• [Exercise aim]: Output every record below exactly as it appears.

Dataset items:
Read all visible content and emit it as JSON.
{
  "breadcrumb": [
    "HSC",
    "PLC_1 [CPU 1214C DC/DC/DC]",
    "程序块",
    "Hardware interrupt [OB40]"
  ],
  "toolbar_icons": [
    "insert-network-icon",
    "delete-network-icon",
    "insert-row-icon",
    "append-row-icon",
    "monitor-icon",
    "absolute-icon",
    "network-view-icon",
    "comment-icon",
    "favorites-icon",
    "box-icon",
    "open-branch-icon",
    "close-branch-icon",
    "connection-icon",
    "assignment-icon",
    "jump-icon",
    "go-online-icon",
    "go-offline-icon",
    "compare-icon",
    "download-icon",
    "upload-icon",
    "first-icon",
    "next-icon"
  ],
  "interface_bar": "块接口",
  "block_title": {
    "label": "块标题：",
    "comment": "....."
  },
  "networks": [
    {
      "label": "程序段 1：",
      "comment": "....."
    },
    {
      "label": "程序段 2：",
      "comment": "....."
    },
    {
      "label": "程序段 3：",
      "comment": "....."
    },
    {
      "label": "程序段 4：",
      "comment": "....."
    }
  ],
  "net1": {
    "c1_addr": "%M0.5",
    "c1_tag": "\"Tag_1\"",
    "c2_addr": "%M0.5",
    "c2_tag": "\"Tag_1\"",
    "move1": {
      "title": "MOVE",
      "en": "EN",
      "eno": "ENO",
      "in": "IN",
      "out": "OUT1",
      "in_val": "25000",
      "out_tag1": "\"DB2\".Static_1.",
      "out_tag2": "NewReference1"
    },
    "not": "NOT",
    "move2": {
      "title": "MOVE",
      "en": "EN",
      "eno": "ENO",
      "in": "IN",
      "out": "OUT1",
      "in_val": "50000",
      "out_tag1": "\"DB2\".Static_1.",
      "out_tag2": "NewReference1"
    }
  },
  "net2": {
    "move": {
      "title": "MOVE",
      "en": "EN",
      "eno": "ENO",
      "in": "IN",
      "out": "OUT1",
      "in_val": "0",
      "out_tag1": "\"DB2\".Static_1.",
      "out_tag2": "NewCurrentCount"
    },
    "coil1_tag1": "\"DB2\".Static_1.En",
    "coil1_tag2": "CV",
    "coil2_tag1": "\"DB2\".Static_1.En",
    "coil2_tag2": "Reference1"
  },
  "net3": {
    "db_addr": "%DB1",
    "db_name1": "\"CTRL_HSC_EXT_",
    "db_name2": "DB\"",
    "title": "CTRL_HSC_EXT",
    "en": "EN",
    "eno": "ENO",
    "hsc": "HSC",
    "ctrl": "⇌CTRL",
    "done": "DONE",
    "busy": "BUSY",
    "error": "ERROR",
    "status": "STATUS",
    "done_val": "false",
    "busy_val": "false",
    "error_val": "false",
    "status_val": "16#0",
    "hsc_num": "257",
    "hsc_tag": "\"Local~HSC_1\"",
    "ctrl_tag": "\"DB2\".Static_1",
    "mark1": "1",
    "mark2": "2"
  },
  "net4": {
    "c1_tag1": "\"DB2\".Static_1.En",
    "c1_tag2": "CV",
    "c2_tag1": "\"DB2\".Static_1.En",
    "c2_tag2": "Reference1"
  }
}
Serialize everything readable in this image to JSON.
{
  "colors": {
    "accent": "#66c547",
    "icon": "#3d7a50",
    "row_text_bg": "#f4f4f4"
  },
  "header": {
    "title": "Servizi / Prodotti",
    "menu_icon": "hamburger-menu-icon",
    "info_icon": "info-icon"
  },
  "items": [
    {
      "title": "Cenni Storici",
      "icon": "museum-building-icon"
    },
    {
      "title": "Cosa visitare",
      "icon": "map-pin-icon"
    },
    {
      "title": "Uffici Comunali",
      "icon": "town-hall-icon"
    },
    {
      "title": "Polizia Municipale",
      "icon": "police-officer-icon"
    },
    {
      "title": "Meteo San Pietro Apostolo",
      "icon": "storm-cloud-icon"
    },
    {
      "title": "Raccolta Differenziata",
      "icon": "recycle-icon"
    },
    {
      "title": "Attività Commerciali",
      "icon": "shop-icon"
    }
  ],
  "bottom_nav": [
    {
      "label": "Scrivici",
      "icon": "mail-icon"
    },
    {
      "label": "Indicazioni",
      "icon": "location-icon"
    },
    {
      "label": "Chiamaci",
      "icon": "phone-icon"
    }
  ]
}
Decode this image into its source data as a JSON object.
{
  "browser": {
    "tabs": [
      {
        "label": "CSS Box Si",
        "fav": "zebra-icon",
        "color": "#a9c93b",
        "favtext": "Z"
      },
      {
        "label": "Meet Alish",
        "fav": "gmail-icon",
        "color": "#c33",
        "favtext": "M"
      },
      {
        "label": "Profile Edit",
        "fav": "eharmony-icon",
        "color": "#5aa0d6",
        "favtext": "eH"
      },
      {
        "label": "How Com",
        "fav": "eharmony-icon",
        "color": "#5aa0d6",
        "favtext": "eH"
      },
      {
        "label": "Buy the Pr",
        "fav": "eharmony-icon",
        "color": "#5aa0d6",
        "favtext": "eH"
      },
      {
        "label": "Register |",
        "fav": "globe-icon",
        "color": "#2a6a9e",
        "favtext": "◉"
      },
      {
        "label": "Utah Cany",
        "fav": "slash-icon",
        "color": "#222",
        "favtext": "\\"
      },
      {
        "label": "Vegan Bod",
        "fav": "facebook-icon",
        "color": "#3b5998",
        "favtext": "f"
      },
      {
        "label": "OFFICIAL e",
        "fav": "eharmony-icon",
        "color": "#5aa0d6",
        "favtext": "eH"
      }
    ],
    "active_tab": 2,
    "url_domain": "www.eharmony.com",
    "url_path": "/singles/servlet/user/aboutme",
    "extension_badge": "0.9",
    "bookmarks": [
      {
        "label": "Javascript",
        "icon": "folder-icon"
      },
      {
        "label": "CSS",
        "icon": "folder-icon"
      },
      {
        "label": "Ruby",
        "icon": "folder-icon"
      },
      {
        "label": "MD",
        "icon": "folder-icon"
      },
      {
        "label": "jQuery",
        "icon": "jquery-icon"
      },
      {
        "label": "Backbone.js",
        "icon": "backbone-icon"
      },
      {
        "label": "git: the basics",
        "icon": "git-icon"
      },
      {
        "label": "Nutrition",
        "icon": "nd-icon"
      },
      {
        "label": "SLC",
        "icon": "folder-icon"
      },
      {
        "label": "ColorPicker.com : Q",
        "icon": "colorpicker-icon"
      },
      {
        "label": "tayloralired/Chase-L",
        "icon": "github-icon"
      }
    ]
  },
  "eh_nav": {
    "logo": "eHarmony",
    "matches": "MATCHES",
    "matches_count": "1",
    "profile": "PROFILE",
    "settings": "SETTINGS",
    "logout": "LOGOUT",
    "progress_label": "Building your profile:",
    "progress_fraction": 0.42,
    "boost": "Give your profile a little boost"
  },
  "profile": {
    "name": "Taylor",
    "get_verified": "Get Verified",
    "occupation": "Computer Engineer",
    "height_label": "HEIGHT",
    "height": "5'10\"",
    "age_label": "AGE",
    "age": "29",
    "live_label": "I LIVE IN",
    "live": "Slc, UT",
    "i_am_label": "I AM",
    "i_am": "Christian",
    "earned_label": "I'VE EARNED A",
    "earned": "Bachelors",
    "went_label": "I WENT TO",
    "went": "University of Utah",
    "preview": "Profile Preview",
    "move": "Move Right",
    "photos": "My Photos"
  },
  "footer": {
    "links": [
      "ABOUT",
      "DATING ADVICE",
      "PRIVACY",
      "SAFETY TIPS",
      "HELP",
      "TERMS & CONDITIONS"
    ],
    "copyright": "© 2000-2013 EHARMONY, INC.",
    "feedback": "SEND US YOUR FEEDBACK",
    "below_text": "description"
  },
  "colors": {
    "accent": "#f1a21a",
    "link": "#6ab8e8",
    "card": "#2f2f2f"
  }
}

• [Worked answer]:
Read all visible content and emit it as JSON.
{
  "breadcrumb": [
    "HSC",
    "PLC_1 [CPU 1214C DC/DC/DC]",
    "程序块",
    "Hardware interrupt [OB40]"
  ],
  "toolbar_icons": [
    "insert-network-icon",
    "delete-network-icon",
    "insert-row-icon",
    "append-row-icon",
    "monitor-icon",
    "absolute-icon",
    "network-view-icon",
    "comment-icon",
    "favorites-icon",
    "box-icon",
    "open-branch-icon",
    "close-branch-icon",
    "connection-icon",
    "assignment-icon",
    "jump-icon",
    "go-online-icon",
    "go-offline-icon",
    "compare-icon",
    "download-icon",
    "upload-icon",
    "first-icon",
    "next-icon"
  ],
  "interface_bar": "块接口",
  "block_title": {
    "label": "块标题：",
    "comment": "....."
  },
  "networks": [
    {
      "label": "程序段 1：",
      "comment": "....."
    },
    {
      "label": "程序段 2：",
      "comment": "....."
    },
    {
      "label": "程序段 3：",
      "comment": "....."
    },
    {
      "label": "程序段 4：",
      "comment": "....."
    }
  ],
  "net1": {
    "c1_addr": "%M0.5",
    "c1_tag": "\"Tag_1\"",
    "c2_addr": "%M0.5",
    "c2_tag": "\"Tag_1\"",
    "move1": {
      "title": "MOVE",
      "en": "EN",
      "eno": "ENO",
      "in": "IN",
      "out": "OUT1",
      "in_val": "25000",
      "out_tag1": "\"DB2\".Static_1.",
      "out_tag2": "NewReference1"
    },
    "not": "NOT",
    "move2": {
      "title": "MOVE",
      "en": "EN",
      "eno": "ENO",
      "in": "IN",
      "out": "OUT1",
      "in_val": "50000",
      "out_tag1": "\"DB2\".Static_1.",
      "out_tag2": "NewReference1"
    }
  },
  "net2": {
    "move": {
      "title": "MOVE",
      "en": "EN",
      "eno": "ENO",
      "in": "IN",
      "out": "OUT1",
      "in_val": "0",
      "out_tag1": "\"DB2\".Static_1.",
      "out_tag2": "NewCurrentCount"
    },
    "coil1_tag1": "\"DB2\".Static_1.En",
    "coil1_tag2": "CV",
    "coil2_tag1": "\"DB2\".Static_1.En",
    "coil2_tag2": "Reference1"
  },
  "net3": {
    "db_addr": "%DB1",
    "db_name1": "\"CTRL_HSC_EXT_",
    "db_name2": "DB\"",
    "title": "CTRL_HSC_EXT",
    "en": "EN",
    "eno": "ENO",
    "hsc": "HSC",
    "ctrl": "⇌CTRL",
    "done": "DONE",
    "busy": "BUSY",
    "error": "ERROR",
    "status": "STATUS",
    "done_val": "false",
    "busy_val": "false",
    "error_val": "false",
    "status_val": "16#0",
    "hsc_num": "257",
    "hsc_tag": "\"Local~HSC_1\"",
    "ctrl_tag": "\"DB2\".Static_1",
    "mark1": "1",
    "mark2": "2"
  },
  "net4": {
    "c1_tag1": "\"DB2\".Static_1.En",
    "c1_tag2": "CV",
    "c2_tag1": "\"DB2\".Static_1.En",
    "c2_tag2": "Reference1"
  }
}
Serialize everything readable in this image to JSON.
{
  "colors": {
    "accent": "#66c547",
    "icon": "#3d7a50",
    "row_text_bg": "#f4f4f4"
  },
  "header": {
    "title": "Servizi / Prodotti",
    "menu_icon": "hamburger-menu-icon",
    "info_icon": "info-icon"
  },
  "items": [
    {
      "title": "Cenni Storici",
      "icon": "museum-building-icon"
    },
    {
      "title": "Cosa visitare",
      "icon": "map-pin-icon"
    },
    {
      "title": "Uffici Comunali",
      "icon": "town-hall-icon"
    },
    {
      "title": "Polizia Municipale",
      "icon": "police-officer-icon"
    },
    {
      "title": "Meteo San Pietro Apostolo",
      "icon": "storm-cloud-icon"
    },
    {
      "title": "Raccolta Differenziata",
      "icon": "recycle-icon"
    },
    {
      "title": "Attività Commerciali",
      "icon": "shop-icon"
    }
  ],
  "bottom_nav": [
    {
      "label": "Scrivici",
      "icon": "mail-icon"
    },
    {
      "label": "Indicazioni",
      "icon": "location-icon"
    },
    {
      "label": "Chiamaci",
      "icon": "phone-icon"
    }
  ]
}
Decode this image into its source data as a JSON object.
{
  "browser": {
    "tabs": [
      {
        "label": "CSS Box Si",
        "fav": "zebra-icon",
        "color": "#a9c93b",
        "favtext": "Z"
      },
      {
        "label": "Meet Alish",
        "fav": "gmail-icon",
        "color": "#c33",
        "favtext": "M"
      },
      {
        "label": "Profile Edit",
        "fav": "eharmony-icon",
        "color": "#5aa0d6",
        "favtext": "eH"
      },
      {
        "label": "How Com",
        "fav": "eharmony-icon",
        "color": "#5aa0d6",
        "favtext": "eH"
      },
      {
        "label": "Buy the Pr",
        "fav": "eharmony-icon",
        "color": "#5aa0d6",
        "favtext": "eH"
      },
      {
        "label": "Register |",
        "fav": "globe-icon",
        "color": "#2a6a9e",
        "favtext": "◉"
      },
      {
        "label": "Utah Cany",
        "fav": "slash-icon",
        "color": "#222",
        "favtext": "\\"
      },
      {
        "label": "Vegan Bod",
        "fav": "facebook-icon",
        "color": "#3b5998",
        "favtext": "f"
      },
      {
        "label": "OFFICIAL e",
        "fav": "eharmony-icon",
        "color": "#5aa0d6",
        "favtext": "eH"
      }
    ],
    "active_tab": 2,
    "url_domain": "www.eharmony.com",
    "url_path": "/singles/servlet/user/aboutme",
    "extension_badge": "0.9",
    "bookmarks": [
      {
        "label": "Javascript",
        "icon": "folder-icon"
      },
      {
        "label": "CSS",
        "icon": "folder-icon"
      },
      {
        "label": "Ruby",
        "icon": "folder-icon"
      },
      {
        "label": "MD",
        "icon": "folder-icon"
      },
      {
        "label": "jQuery",
        "icon": "jquery-icon"
      },
      {
        "label": "Backbone.js",
        "icon": "backbone-icon"
      },
      {
        "label": "git: the basics",
        "icon": "git-icon"
      },
      {
        "label": "Nutrition",
        "icon": "nd-icon"
      },
      {
        "label": "SLC",
        "icon": "folder-icon"
      },
      {
        "label": "ColorPicker.com : Q",
        "icon": "colorpicker-icon"
      },
      {
        "label": "tayloralired/Chase-L",
        "icon": "github-icon"
      }
    ]
  },
  "eh_nav": {
    "logo": "eHarmony",
    "matches": "MATCHES",
    "matches_count": "1",
    "profile": "PROFILE",
    "settings": "SETTINGS",
    "logout": "LOGOUT",
    "progress_label": "Building your profile:",
    "progress_fraction": 0.42,
    "boost": "Give your profile a little boost"
  },
  "profile": {
    "name": "Taylor",
    "get_verified": "Get Verified",
    "occupation": "Computer Engineer",
    "height_label": "HEIGHT",
    "height": "5'10\"",
    "age_label": "AGE",
    "age": "29",
    "live_label": "I LIVE IN",
    "live": "Slc, UT",
    "i_am_label": "I AM",
    "i_am": "Christian",
    "earned_label": "I'VE EARNED A",
    "earned": "Bachelors",
    "went_label": "I WENT TO",
    "went": "University of Utah",
    "preview": "Profile Preview",
    "move": "Move Right",
    "photos": "My Photos"
  },
  "footer": {
    "links": [
      "ABOUT",
      "DATING ADVICE",
      "PRIVACY",
      "SAFETY TIPS",
      "HELP",
      "TERMS & CONDITIONS"
    ],
    "copyright": "© 2000-2013 EHARMONY, INC.",
    "feedback": "SEND US YOUR FEEDBACK",
    "below_text": "description"
  },
  "colors": {
    "accent": "#f1a21a",
    "link": "#6ab8e8",
    "card": "#2f2f2f"
  }
}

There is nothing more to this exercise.